* _THE REQUEST_:
Provide only the number of lines in the data below that contain the string "this".

— START RECORDS FOR PROCESSING —

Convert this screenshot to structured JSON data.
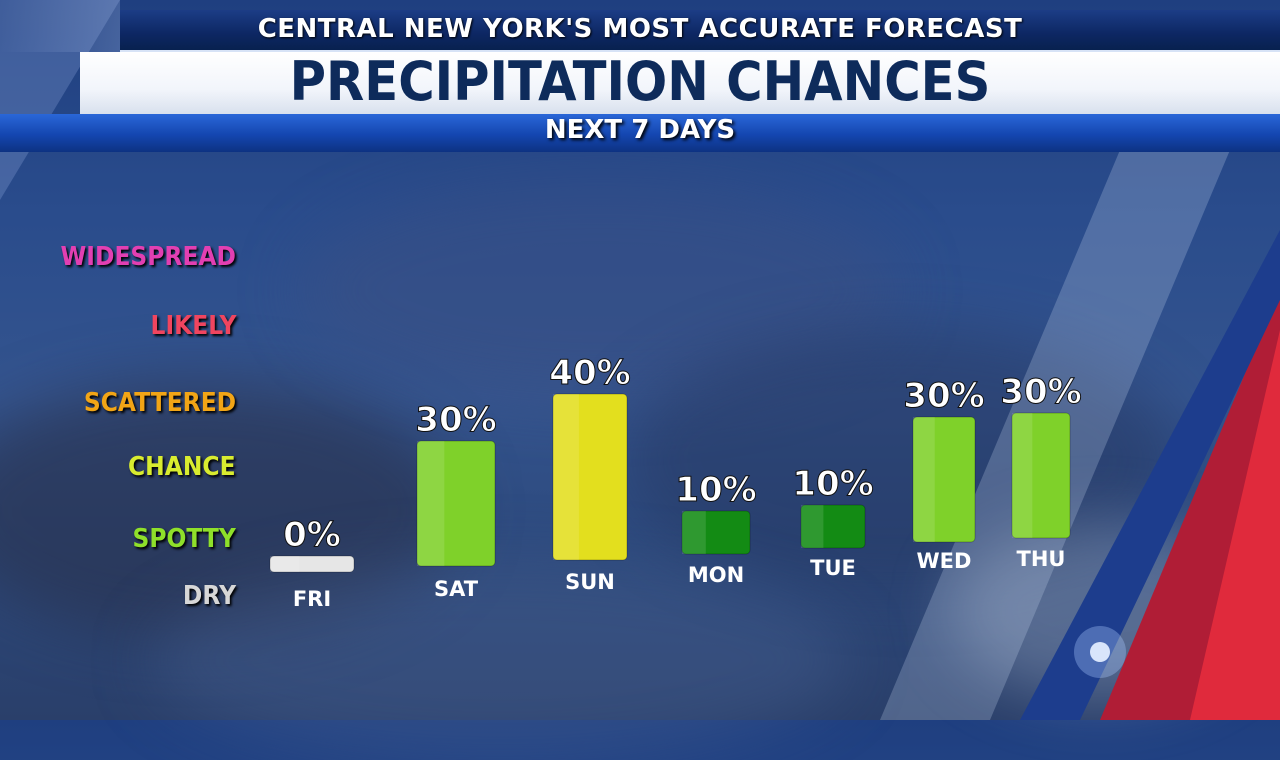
{
  "header": {
    "tagline": "CENTRAL NEW YORK'S MOST ACCURATE FORECAST",
    "title": "PRECIPITATION CHANCES",
    "subtitle": "NEXT 7 DAYS"
  },
  "levels": [
    {
      "label": "WIDESPREAD",
      "color": "#e23fb2"
    },
    {
      "label": "LIKELY",
      "color": "#f0455f"
    },
    {
      "label": "SCATTERED",
      "color": "#f2a516"
    },
    {
      "label": "CHANCE",
      "color": "#d9ec2f"
    },
    {
      "label": "SPOTTY",
      "color": "#8fe02a"
    },
    {
      "label": "DRY",
      "color": "#d7d7d7"
    }
  ],
  "chart_data": {
    "type": "bar",
    "categories": [
      "FRI",
      "SAT",
      "SUN",
      "MON",
      "TUE",
      "WED",
      "THU"
    ],
    "values": [
      0,
      30,
      40,
      10,
      10,
      30,
      30
    ],
    "value_labels": [
      "0%",
      "30%",
      "40%",
      "10%",
      "10%",
      "30%",
      "30%"
    ],
    "bar_colors": [
      "#e6e6e6",
      "#7fd12a",
      "#e3df1e",
      "#138b14",
      "#138b14",
      "#7fd12a",
      "#7fd12a"
    ],
    "ylim": [
      0,
      40
    ]
  }
}
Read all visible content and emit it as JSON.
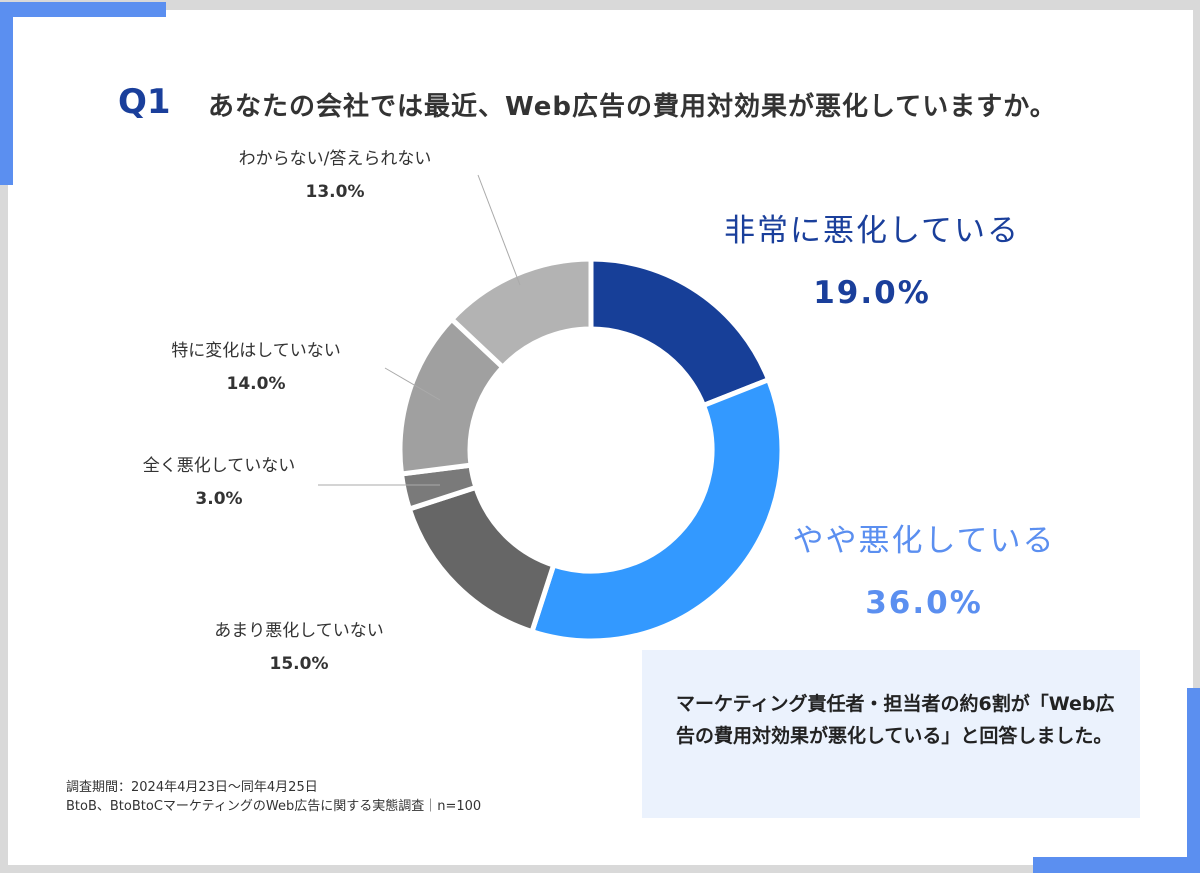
{
  "question_no": "Q1",
  "title": "あなたの会社では最近、Web広告の費用対効果が悪化していますか。",
  "chart_data": {
    "type": "pie",
    "donut": true,
    "start": "top, clockwise",
    "categories": [
      "非常に悪化している",
      "やや悪化している",
      "あまり悪化していない",
      "全く悪化していない",
      "特に変化はしていない",
      "わからない/答えられない"
    ],
    "values": [
      19.0,
      36.0,
      15.0,
      3.0,
      14.0,
      13.0
    ],
    "labels": [
      "19.0%",
      "36.0%",
      "15.0%",
      "3.0%",
      "14.0%",
      "13.0%"
    ],
    "colors": [
      "#173f98",
      "#3399ff",
      "#666666",
      "#7a7a7a",
      "#a0a0a0",
      "#b3b3b3"
    ],
    "label_colors": [
      "#1a3f9b",
      "#5b8ff0",
      "#333333",
      "#333333",
      "#333333",
      "#333333"
    ]
  },
  "note": "マーケティング責任者・担当者の約6割が「Web広告の費用対効果が悪化している」と回答しました。",
  "footer": {
    "period": "調査期間：2024年4月23日～同年4月25日",
    "survey": "BtoB、BtoBtoCマーケティングのWeb広告に関する実態調査｜n=100"
  },
  "accent_color": "#5b8ff0"
}
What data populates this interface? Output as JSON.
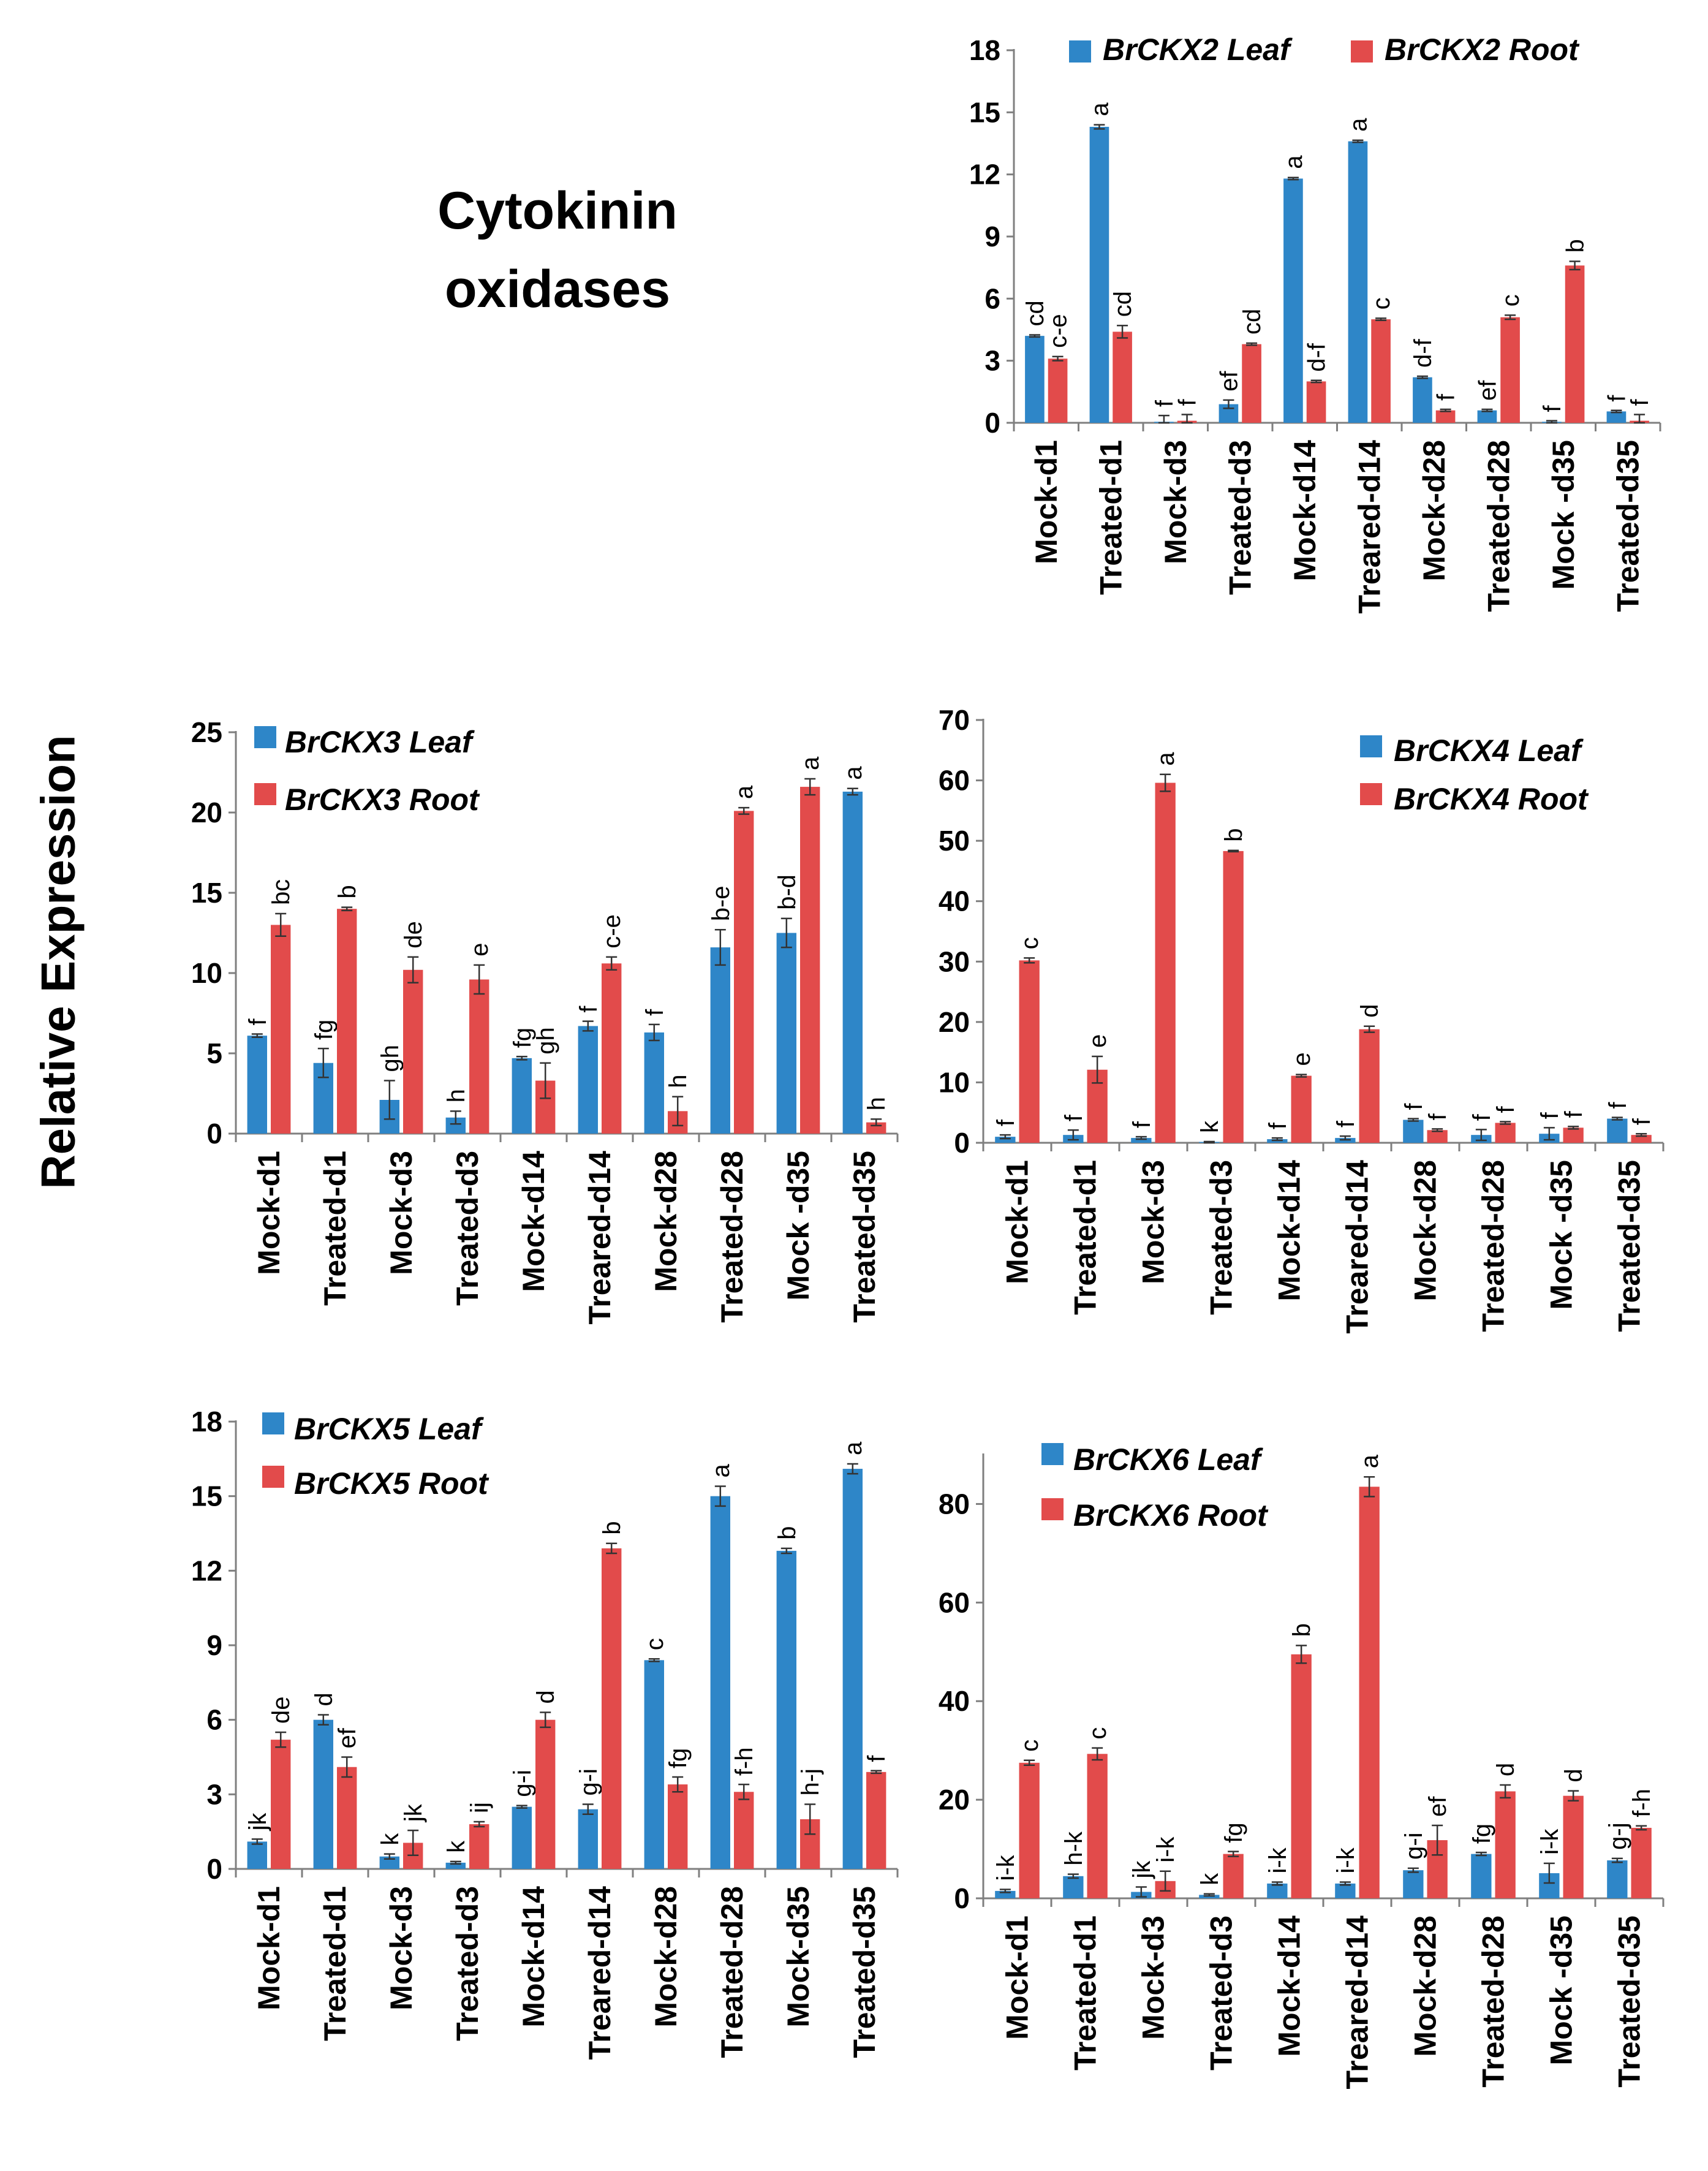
{
  "figure": {
    "title_line1": "Cytokinin",
    "title_line2": "oxidases",
    "ylabel": "Relative Expression"
  },
  "colors": {
    "leaf": "#2E86C8",
    "root": "#E24B4B",
    "axis": "#7f7f7f",
    "error": "#333333"
  },
  "chart_data": [
    {
      "id": "ckx2",
      "type": "bar",
      "title": "",
      "xlabel": "",
      "ylabel": "",
      "ylim": [
        0,
        18
      ],
      "yticks": [
        0,
        3,
        6,
        9,
        12,
        15,
        18
      ],
      "legend_position": "top",
      "categories": [
        "Mock-d1",
        "Treated-d1",
        "Mock-d3",
        "Treated-d3",
        "Mock-d14",
        "Treared-d14",
        "Mock-d28",
        "Treated-d28",
        "Mock -d35",
        "Treated-d35"
      ],
      "series": [
        {
          "name": "BrCKX2 Leaf",
          "values": [
            4.2,
            14.3,
            0.05,
            0.9,
            11.8,
            13.6,
            2.2,
            0.6,
            0.05,
            0.55
          ],
          "errors": [
            0.05,
            0.1,
            0.3,
            0.2,
            0.05,
            0.05,
            0.05,
            0.05,
            0.05,
            0.05
          ],
          "labels": [
            "cd",
            "a",
            "f",
            "ef",
            "a",
            "a",
            "d-f",
            "ef",
            "f",
            "f"
          ]
        },
        {
          "name": "BrCKX2 Root",
          "values": [
            3.1,
            4.4,
            0.1,
            3.8,
            2.0,
            5.0,
            0.6,
            5.1,
            7.6,
            0.1
          ],
          "errors": [
            0.1,
            0.3,
            0.3,
            0.05,
            0.05,
            0.05,
            0.05,
            0.1,
            0.2,
            0.3
          ],
          "labels": [
            "c-e",
            "cd",
            "f",
            "cd",
            "d-f",
            "c",
            "f",
            "c",
            "b",
            "f"
          ]
        }
      ]
    },
    {
      "id": "ckx3",
      "type": "bar",
      "title": "",
      "xlabel": "",
      "ylabel": "",
      "ylim": [
        0,
        25
      ],
      "yticks": [
        0,
        5,
        10,
        15,
        20,
        25
      ],
      "legend_position": "top-left",
      "categories": [
        "Mock-d1",
        "Treated-d1",
        "Mock-d3",
        "Treated-d3",
        "Mock-d14",
        "Treared-d14",
        "Mock-d28",
        "Treated-d28",
        "Mock -d35",
        "Treated-d35"
      ],
      "series": [
        {
          "name": "BrCKX3 Leaf",
          "values": [
            6.1,
            4.4,
            2.1,
            1.0,
            4.7,
            6.7,
            6.3,
            11.6,
            12.5,
            21.3
          ],
          "errors": [
            0.1,
            0.9,
            1.2,
            0.4,
            0.1,
            0.3,
            0.5,
            1.1,
            0.9,
            0.2
          ],
          "labels": [
            "f",
            "fg",
            "gh",
            "h",
            "fg",
            "f",
            "f",
            "b-e",
            "b-d",
            "a"
          ]
        },
        {
          "name": "BrCKX3 Root",
          "values": [
            13.0,
            14.0,
            10.2,
            9.6,
            3.3,
            10.6,
            1.4,
            20.1,
            21.6,
            0.7
          ],
          "errors": [
            0.7,
            0.1,
            0.8,
            0.9,
            1.1,
            0.4,
            0.9,
            0.2,
            0.5,
            0.2
          ],
          "labels": [
            "bc",
            "b",
            "de",
            "e",
            "gh",
            "c-e",
            "h",
            "a",
            "a",
            "h"
          ]
        }
      ]
    },
    {
      "id": "ckx4",
      "type": "bar",
      "title": "",
      "xlabel": "",
      "ylabel": "",
      "ylim": [
        0,
        70
      ],
      "yticks": [
        0,
        10,
        20,
        30,
        40,
        50,
        60,
        70
      ],
      "legend_position": "top-right",
      "categories": [
        "Mock-d1",
        "Treated-d1",
        "Mock-d3",
        "Treated-d3",
        "Mock-d14",
        "Treared-d14",
        "Mock-d28",
        "Treated-d28",
        "Mock -d35",
        "Treated-d35"
      ],
      "series": [
        {
          "name": "BrCKX4 Leaf",
          "values": [
            1.0,
            1.3,
            0.8,
            0.1,
            0.6,
            0.8,
            3.8,
            1.3,
            1.5,
            4.0
          ],
          "errors": [
            0.3,
            0.8,
            0.2,
            0.1,
            0.2,
            0.3,
            0.2,
            0.9,
            1.0,
            0.2
          ],
          "labels": [
            "f",
            "f",
            "f",
            "k",
            "f",
            "f",
            "f",
            "f",
            "f",
            "f"
          ]
        },
        {
          "name": "BrCKX4 Root",
          "values": [
            30.2,
            12.1,
            59.6,
            48.3,
            11.1,
            18.8,
            2.1,
            3.3,
            2.5,
            1.3
          ],
          "errors": [
            0.4,
            2.2,
            1.4,
            0.1,
            0.2,
            0.5,
            0.2,
            0.2,
            0.2,
            0.2
          ],
          "labels": [
            "c",
            "e",
            "a",
            "b",
            "e",
            "d",
            "f",
            "f",
            "f",
            "f"
          ]
        }
      ]
    },
    {
      "id": "ckx5",
      "type": "bar",
      "title": "",
      "xlabel": "",
      "ylabel": "",
      "ylim": [
        0,
        18
      ],
      "yticks": [
        0,
        3,
        6,
        9,
        12,
        15,
        18
      ],
      "legend_position": "top-left",
      "categories": [
        "Mock-d1",
        "Treated-d1",
        "Mock-d3",
        "Treated-d3",
        "Mock-d14",
        "Treared-d14",
        "Mock-d28",
        "Treated-d28",
        "Mock-d35",
        "Treated-d35"
      ],
      "series": [
        {
          "name": "BrCKX5 Leaf",
          "values": [
            1.1,
            6.0,
            0.5,
            0.25,
            2.5,
            2.4,
            8.4,
            15.0,
            12.8,
            16.1
          ],
          "errors": [
            0.1,
            0.2,
            0.1,
            0.05,
            0.05,
            0.2,
            0.05,
            0.4,
            0.1,
            0.2
          ],
          "labels": [
            "jk",
            "d",
            "k",
            "k",
            "g-i",
            "g-i",
            "c",
            "a",
            "b",
            "a"
          ]
        },
        {
          "name": "BrCKX5 Root",
          "values": [
            5.2,
            4.1,
            1.05,
            1.8,
            6.0,
            12.9,
            3.4,
            3.1,
            2.0,
            3.9
          ],
          "errors": [
            0.3,
            0.4,
            0.5,
            0.1,
            0.3,
            0.2,
            0.3,
            0.3,
            0.6,
            0.05
          ],
          "labels": [
            "de",
            "ef",
            "jk",
            "ij",
            "d",
            "b",
            "fg",
            "f-h",
            "h-j",
            "f"
          ]
        }
      ]
    },
    {
      "id": "ckx6",
      "type": "bar",
      "title": "",
      "xlabel": "",
      "ylabel": "",
      "ylim": [
        0,
        90
      ],
      "yticks": [
        0,
        20,
        40,
        60,
        80
      ],
      "legend_position": "top-left",
      "categories": [
        "Mock-d1",
        "Treated-d1",
        "Mock-d3",
        "Treated-d3",
        "Mock-d14",
        "Treared-d14",
        "Mock-d28",
        "Treated-d28",
        "Mock -d35",
        "Treated-d35"
      ],
      "series": [
        {
          "name": "BrCKX6 Leaf",
          "values": [
            1.5,
            4.5,
            1.3,
            0.7,
            3.0,
            3.0,
            5.7,
            9.0,
            5.1,
            7.7
          ],
          "errors": [
            0.3,
            0.4,
            1.0,
            0.2,
            0.3,
            0.3,
            0.4,
            0.3,
            2.0,
            0.4
          ],
          "labels": [
            "i-k",
            "h-k",
            "jk",
            "k",
            "i-k",
            "i-k",
            "g-i",
            "fg",
            "i-k",
            "g-j"
          ]
        },
        {
          "name": "BrCKX6 Root",
          "values": [
            27.5,
            29.3,
            3.5,
            9.0,
            49.5,
            83.5,
            11.8,
            21.7,
            20.8,
            14.3
          ],
          "errors": [
            0.5,
            1.2,
            2.0,
            0.5,
            1.8,
            2.0,
            3.0,
            1.3,
            1.0,
            0.4
          ],
          "labels": [
            "c",
            "c",
            "i-k",
            "fg",
            "b",
            "a",
            "ef",
            "d",
            "d",
            "f-h"
          ]
        }
      ]
    }
  ]
}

— END RECORDS FOR PROCESSING —

* _EXPECTED ANSWER_:
2